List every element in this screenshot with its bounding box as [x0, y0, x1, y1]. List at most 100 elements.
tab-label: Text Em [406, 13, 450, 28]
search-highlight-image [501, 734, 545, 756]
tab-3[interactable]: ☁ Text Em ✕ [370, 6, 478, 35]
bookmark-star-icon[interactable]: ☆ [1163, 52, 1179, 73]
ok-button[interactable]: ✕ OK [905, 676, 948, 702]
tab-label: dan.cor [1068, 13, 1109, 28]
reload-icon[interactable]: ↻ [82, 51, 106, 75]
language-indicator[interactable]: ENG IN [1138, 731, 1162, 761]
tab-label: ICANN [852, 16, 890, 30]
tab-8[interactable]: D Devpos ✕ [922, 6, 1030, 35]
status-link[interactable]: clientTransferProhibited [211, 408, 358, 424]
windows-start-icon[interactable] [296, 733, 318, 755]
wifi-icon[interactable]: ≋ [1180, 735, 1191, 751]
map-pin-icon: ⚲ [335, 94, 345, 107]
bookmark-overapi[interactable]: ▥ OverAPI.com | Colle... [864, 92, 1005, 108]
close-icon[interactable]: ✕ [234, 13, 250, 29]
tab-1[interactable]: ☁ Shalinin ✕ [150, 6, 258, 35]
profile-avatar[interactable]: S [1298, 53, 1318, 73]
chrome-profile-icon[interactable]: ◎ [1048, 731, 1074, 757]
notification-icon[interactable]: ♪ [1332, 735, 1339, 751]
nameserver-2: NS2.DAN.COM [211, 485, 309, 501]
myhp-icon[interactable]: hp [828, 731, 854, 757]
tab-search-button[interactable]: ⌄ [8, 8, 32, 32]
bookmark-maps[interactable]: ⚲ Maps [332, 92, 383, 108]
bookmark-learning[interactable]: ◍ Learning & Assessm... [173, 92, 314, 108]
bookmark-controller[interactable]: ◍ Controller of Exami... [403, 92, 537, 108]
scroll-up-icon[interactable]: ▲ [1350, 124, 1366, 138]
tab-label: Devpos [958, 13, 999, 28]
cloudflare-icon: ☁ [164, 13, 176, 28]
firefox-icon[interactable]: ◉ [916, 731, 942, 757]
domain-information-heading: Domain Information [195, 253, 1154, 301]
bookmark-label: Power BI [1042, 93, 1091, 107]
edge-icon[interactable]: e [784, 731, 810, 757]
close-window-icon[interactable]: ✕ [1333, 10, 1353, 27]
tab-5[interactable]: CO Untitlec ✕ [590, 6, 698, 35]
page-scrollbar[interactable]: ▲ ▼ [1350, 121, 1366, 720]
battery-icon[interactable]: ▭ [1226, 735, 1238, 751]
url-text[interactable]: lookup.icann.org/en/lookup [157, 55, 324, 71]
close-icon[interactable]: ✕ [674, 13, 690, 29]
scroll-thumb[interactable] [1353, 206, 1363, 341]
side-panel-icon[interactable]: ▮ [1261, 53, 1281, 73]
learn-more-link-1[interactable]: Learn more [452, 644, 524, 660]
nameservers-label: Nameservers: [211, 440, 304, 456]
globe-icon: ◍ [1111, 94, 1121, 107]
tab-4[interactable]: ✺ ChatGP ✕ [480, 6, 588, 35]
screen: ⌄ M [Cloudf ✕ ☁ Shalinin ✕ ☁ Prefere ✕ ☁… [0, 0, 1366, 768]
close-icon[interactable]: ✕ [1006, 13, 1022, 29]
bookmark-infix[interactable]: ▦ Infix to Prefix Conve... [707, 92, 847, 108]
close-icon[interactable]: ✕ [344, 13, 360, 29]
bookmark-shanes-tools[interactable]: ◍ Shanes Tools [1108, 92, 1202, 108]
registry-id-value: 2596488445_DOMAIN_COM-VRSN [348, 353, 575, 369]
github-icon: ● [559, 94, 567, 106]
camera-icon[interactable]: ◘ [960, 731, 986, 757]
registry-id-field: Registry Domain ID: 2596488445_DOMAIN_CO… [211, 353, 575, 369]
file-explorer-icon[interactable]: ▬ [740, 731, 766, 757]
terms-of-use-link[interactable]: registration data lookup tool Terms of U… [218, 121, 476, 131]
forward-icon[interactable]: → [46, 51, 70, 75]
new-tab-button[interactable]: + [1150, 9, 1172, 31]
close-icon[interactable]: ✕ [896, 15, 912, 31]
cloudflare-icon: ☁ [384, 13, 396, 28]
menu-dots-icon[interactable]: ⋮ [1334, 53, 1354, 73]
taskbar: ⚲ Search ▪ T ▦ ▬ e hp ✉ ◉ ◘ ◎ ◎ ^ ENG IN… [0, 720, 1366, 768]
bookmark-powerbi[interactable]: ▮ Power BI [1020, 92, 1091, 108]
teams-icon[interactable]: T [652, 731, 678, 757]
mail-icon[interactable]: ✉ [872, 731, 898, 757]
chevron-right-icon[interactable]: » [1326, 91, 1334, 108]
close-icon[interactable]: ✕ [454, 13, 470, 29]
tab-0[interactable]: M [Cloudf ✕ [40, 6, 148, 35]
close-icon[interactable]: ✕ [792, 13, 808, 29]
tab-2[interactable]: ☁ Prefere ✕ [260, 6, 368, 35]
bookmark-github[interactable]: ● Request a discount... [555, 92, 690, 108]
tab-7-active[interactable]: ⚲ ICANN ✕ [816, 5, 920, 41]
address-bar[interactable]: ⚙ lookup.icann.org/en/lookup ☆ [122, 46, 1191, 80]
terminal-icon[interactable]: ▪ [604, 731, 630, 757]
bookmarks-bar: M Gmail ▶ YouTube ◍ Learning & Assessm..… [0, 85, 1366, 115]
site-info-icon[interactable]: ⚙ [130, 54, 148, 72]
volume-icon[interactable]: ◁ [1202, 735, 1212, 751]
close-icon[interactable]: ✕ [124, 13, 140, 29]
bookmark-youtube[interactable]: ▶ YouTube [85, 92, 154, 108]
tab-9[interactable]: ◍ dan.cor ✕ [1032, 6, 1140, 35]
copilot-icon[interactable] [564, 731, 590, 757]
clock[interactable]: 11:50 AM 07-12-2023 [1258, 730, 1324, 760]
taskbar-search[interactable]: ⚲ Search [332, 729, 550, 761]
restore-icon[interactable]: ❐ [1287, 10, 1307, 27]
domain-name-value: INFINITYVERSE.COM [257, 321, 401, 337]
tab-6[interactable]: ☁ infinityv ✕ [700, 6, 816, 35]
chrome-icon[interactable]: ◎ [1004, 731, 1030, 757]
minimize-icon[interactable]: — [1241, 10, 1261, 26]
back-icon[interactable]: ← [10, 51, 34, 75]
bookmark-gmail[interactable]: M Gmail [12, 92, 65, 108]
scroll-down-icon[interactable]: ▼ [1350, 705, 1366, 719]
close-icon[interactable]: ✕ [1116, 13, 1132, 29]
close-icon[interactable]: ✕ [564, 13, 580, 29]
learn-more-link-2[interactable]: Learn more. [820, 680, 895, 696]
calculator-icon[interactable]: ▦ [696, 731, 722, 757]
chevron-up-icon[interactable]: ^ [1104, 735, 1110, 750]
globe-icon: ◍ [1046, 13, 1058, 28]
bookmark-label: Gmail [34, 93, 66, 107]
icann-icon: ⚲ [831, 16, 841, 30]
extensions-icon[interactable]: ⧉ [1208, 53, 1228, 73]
_____
• **Exercise task**:
Copy out all of the data shown above, line for line, keeping every character unchanged.

• **Finished task**:
List every element in this screenshot with its bounding box as [x0, y0, x1, y1]. List at most 100 elements.
tab-label: Text Em [406, 13, 450, 28]
search-highlight-image [501, 734, 545, 756]
tab-3[interactable]: ☁ Text Em ✕ [370, 6, 478, 35]
bookmark-star-icon[interactable]: ☆ [1163, 52, 1179, 73]
ok-button[interactable]: ✕ OK [905, 676, 948, 702]
tab-label: dan.cor [1068, 13, 1109, 28]
reload-icon[interactable]: ↻ [82, 51, 106, 75]
language-indicator[interactable]: ENG IN [1138, 731, 1162, 761]
tab-label: ICANN [852, 16, 890, 30]
tab-8[interactable]: D Devpos ✕ [922, 6, 1030, 35]
status-link[interactable]: clientTransferProhibited [211, 408, 358, 424]
windows-start-icon[interactable] [296, 733, 318, 755]
wifi-icon[interactable]: ≋ [1180, 735, 1191, 751]
map-pin-icon: ⚲ [335, 94, 345, 107]
bookmark-overapi[interactable]: ▥ OverAPI.com | Colle... [864, 92, 1005, 108]
close-icon[interactable]: ✕ [234, 13, 250, 29]
tab-1[interactable]: ☁ Shalinin ✕ [150, 6, 258, 35]
profile-avatar[interactable]: S [1298, 53, 1318, 73]
chrome-profile-icon[interactable]: ◎ [1048, 731, 1074, 757]
notification-icon[interactable]: ♪ [1332, 735, 1339, 751]
nameserver-2: NS2.DAN.COM [211, 485, 309, 501]
myhp-icon[interactable]: hp [828, 731, 854, 757]
tab-search-button[interactable]: ⌄ [8, 8, 32, 32]
bookmark-maps[interactable]: ⚲ Maps [332, 92, 383, 108]
bookmark-learning[interactable]: ◍ Learning & Assessm... [173, 92, 314, 108]
bookmark-controller[interactable]: ◍ Controller of Exami... [403, 92, 537, 108]
scroll-up-icon[interactable]: ▲ [1350, 124, 1366, 138]
tab-label: Devpos [958, 13, 999, 28]
cloudflare-icon: ☁ [164, 13, 176, 28]
firefox-icon[interactable]: ◉ [916, 731, 942, 757]
domain-information-heading: Domain Information [195, 253, 1154, 301]
bookmark-label: Power BI [1042, 93, 1091, 107]
edge-icon[interactable]: e [784, 731, 810, 757]
close-window-icon[interactable]: ✕ [1333, 10, 1353, 27]
tab-5[interactable]: CO Untitlec ✕ [590, 6, 698, 35]
page-scrollbar[interactable]: ▲ ▼ [1350, 121, 1366, 720]
battery-icon[interactable]: ▭ [1226, 735, 1238, 751]
url-text[interactable]: lookup.icann.org/en/lookup [157, 55, 324, 71]
close-icon[interactable]: ✕ [674, 13, 690, 29]
scroll-thumb[interactable] [1353, 206, 1363, 341]
side-panel-icon[interactable]: ▮ [1261, 53, 1281, 73]
learn-more-link-1[interactable]: Learn more [452, 644, 524, 660]
nameservers-label: Nameservers: [211, 440, 304, 456]
globe-icon: ◍ [1111, 94, 1121, 107]
tab-4[interactable]: ✺ ChatGP ✕ [480, 6, 588, 35]
screen: ⌄ M [Cloudf ✕ ☁ Shalinin ✕ ☁ Prefere ✕ ☁… [0, 0, 1366, 768]
close-icon[interactable]: ✕ [1006, 13, 1022, 29]
bookmark-infix[interactable]: ▦ Infix to Prefix Conve... [707, 92, 847, 108]
close-icon[interactable]: ✕ [344, 13, 360, 29]
bookmark-shanes-tools[interactable]: ◍ Shanes Tools [1108, 92, 1202, 108]
registry-id-value: 2596488445_DOMAIN_COM-VRSN [348, 353, 575, 369]
github-icon: ● [559, 94, 567, 106]
camera-icon[interactable]: ◘ [960, 731, 986, 757]
registry-id-field: Registry Domain ID: 2596488445_DOMAIN_CO… [211, 353, 575, 369]
file-explorer-icon[interactable]: ▬ [740, 731, 766, 757]
terms-of-use-link[interactable]: registration data lookup tool Terms of U… [218, 121, 476, 131]
forward-icon[interactable]: → [46, 51, 70, 75]
new-tab-button[interactable]: + [1150, 9, 1172, 31]
close-icon[interactable]: ✕ [896, 15, 912, 31]
cloudflare-icon: ☁ [384, 13, 396, 28]
menu-dots-icon[interactable]: ⋮ [1334, 53, 1354, 73]
taskbar: ⚲ Search ▪ T ▦ ▬ e hp ✉ ◉ ◘ ◎ ◎ ^ ENG IN… [0, 720, 1366, 768]
bookmark-powerbi[interactable]: ▮ Power BI [1020, 92, 1091, 108]
teams-icon[interactable]: T [652, 731, 678, 757]
mail-icon[interactable]: ✉ [872, 731, 898, 757]
chevron-right-icon[interactable]: » [1326, 91, 1334, 108]
close-icon[interactable]: ✕ [454, 13, 470, 29]
tab-0[interactable]: M [Cloudf ✕ [40, 6, 148, 35]
close-icon[interactable]: ✕ [792, 13, 808, 29]
tab-2[interactable]: ☁ Prefere ✕ [260, 6, 368, 35]
bookmark-github[interactable]: ● Request a discount... [555, 92, 690, 108]
tab-7-active[interactable]: ⚲ ICANN ✕ [816, 5, 920, 41]
address-bar[interactable]: ⚙ lookup.icann.org/en/lookup ☆ [122, 46, 1191, 80]
terminal-icon[interactable]: ▪ [604, 731, 630, 757]
bookmarks-bar: M Gmail ▶ YouTube ◍ Learning & Assessm..… [0, 85, 1366, 115]
site-info-icon[interactable]: ⚙ [130, 54, 148, 72]
volume-icon[interactable]: ◁ [1202, 735, 1212, 751]
close-icon[interactable]: ✕ [124, 13, 140, 29]
bookmark-youtube[interactable]: ▶ YouTube [85, 92, 154, 108]
tab-9[interactable]: ◍ dan.cor ✕ [1032, 6, 1140, 35]
copilot-icon[interactable] [564, 731, 590, 757]
clock[interactable]: 11:50 AM 07-12-2023 [1258, 730, 1324, 760]
taskbar-search[interactable]: ⚲ Search [332, 729, 550, 761]
restore-icon[interactable]: ❐ [1287, 10, 1307, 27]
domain-name-value: INFINITYVERSE.COM [257, 321, 401, 337]
tab-6[interactable]: ☁ infinityv ✕ [700, 6, 816, 35]
chrome-icon[interactable]: ◎ [1004, 731, 1030, 757]
minimize-icon[interactable]: — [1241, 10, 1261, 26]
back-icon[interactable]: ← [10, 51, 34, 75]
bookmark-gmail[interactable]: M Gmail [12, 92, 65, 108]
scroll-down-icon[interactable]: ▼ [1350, 705, 1366, 719]
close-icon[interactable]: ✕ [1116, 13, 1132, 29]
close-icon[interactable]: ✕ [564, 13, 580, 29]
learn-more-link-2[interactable]: Learn more. [820, 680, 895, 696]
calculator-icon[interactable]: ▦ [696, 731, 722, 757]
chevron-up-icon[interactable]: ^ [1104, 735, 1110, 750]
globe-icon: ◍ [1046, 13, 1058, 28]
bookmark-label: Gmail [34, 93, 66, 107]
icann-icon: ⚲ [831, 16, 841, 30]
extensions-icon[interactable]: ⧉ [1208, 53, 1228, 73]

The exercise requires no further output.